---------- EXCERTO DO TEXTO ----------
«A aviação quer zero surpresas». Parece uma frase sem sentido. Até que Rémi Maillard, líder da Área de Serviços da Airbus, aproveita a abertura dos Innovation Days que decorrem esta terça-e quarta-feira nos arredores de Toulouse, França, para dar um exemplo de surpresa que deixou de existir nas aeronaves da fabricante europeia: «com o sistema Skywise conseguimos evitar um AOG por dia».
Skywise? AOG? A larga maioria dos presentes que viajaram até às instalações da Airbus são jornalistas especializados que já não arregalam os olhos perante estes termos. Os menos versados recorrem ao motor de busca mais à mão, para descobrir os significados: Skywise é uma plataforma que catapulta eletrónica de uma avião comercial para a digitalização e a denominada Internet das Coisas (IoT); AOG é a sigla de Aeroplane On the Ground. Que é como quem diz: um avião parado e sem voar – muito provavelmente por motivos de manutenção, reparação ou mesmo avaria irreparável. As tais «surpresas» que a aviação pretende evitar a todo o custo – e que, no pior dos casos, até podem ser fatais, caso ocorram durante um voo.
---------- DADOS FORNECIDOS ----------
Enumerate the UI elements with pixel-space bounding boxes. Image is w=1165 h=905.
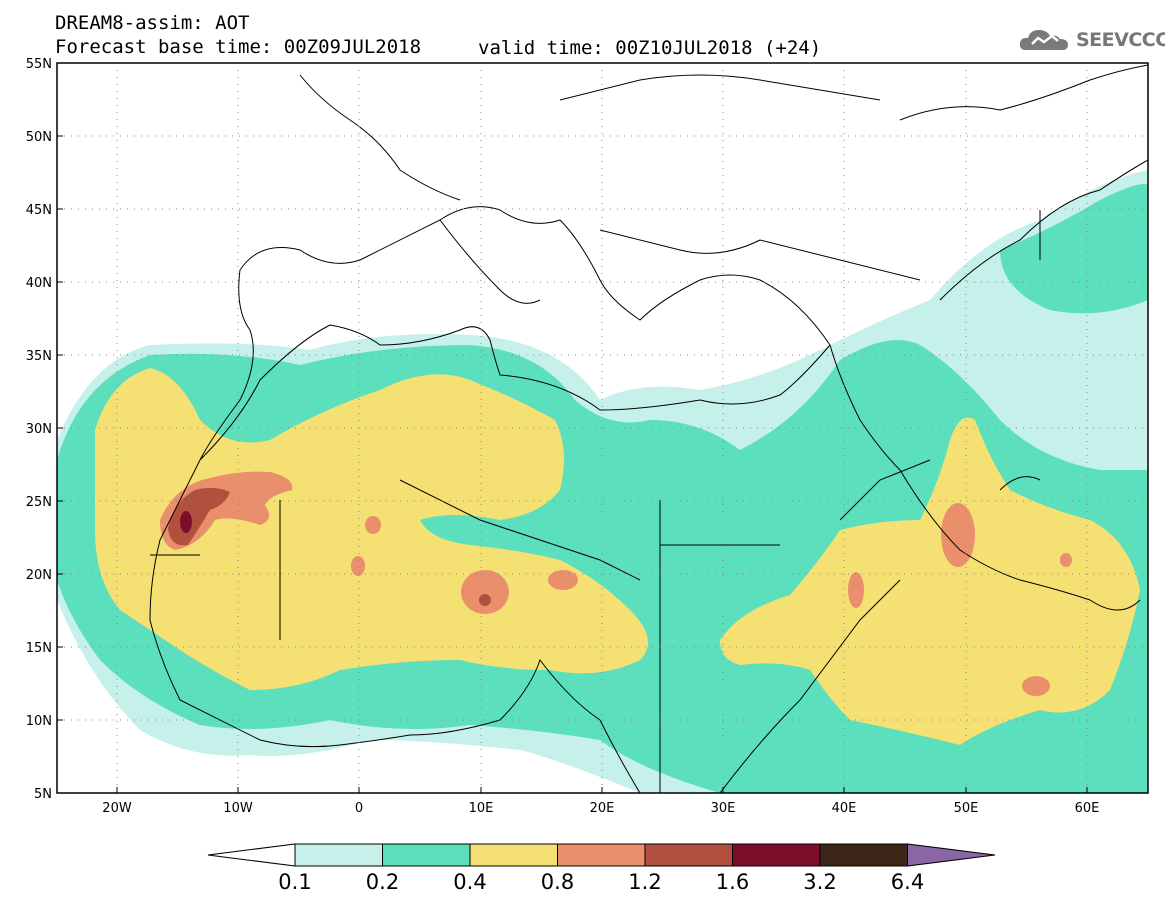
----------
- [REQUISITOS]
De acordo com o excerto sobre o sistema Skywise da Airbus, por que razão a aviação pretende evitar a todo o custo as «surpresas»? Responda em uma a três frases. Responda apenas com base no excerto.

- [RESPOSTA ESCRITA]
As «surpresas» são situações de AOG, ou seja, aviões parados sem voar, muito provavelmente por motivos de manutenção, reparação ou mesmo avaria irreparável. No pior dos casos, podem até ser fatais, se ocorrerem durante um voo.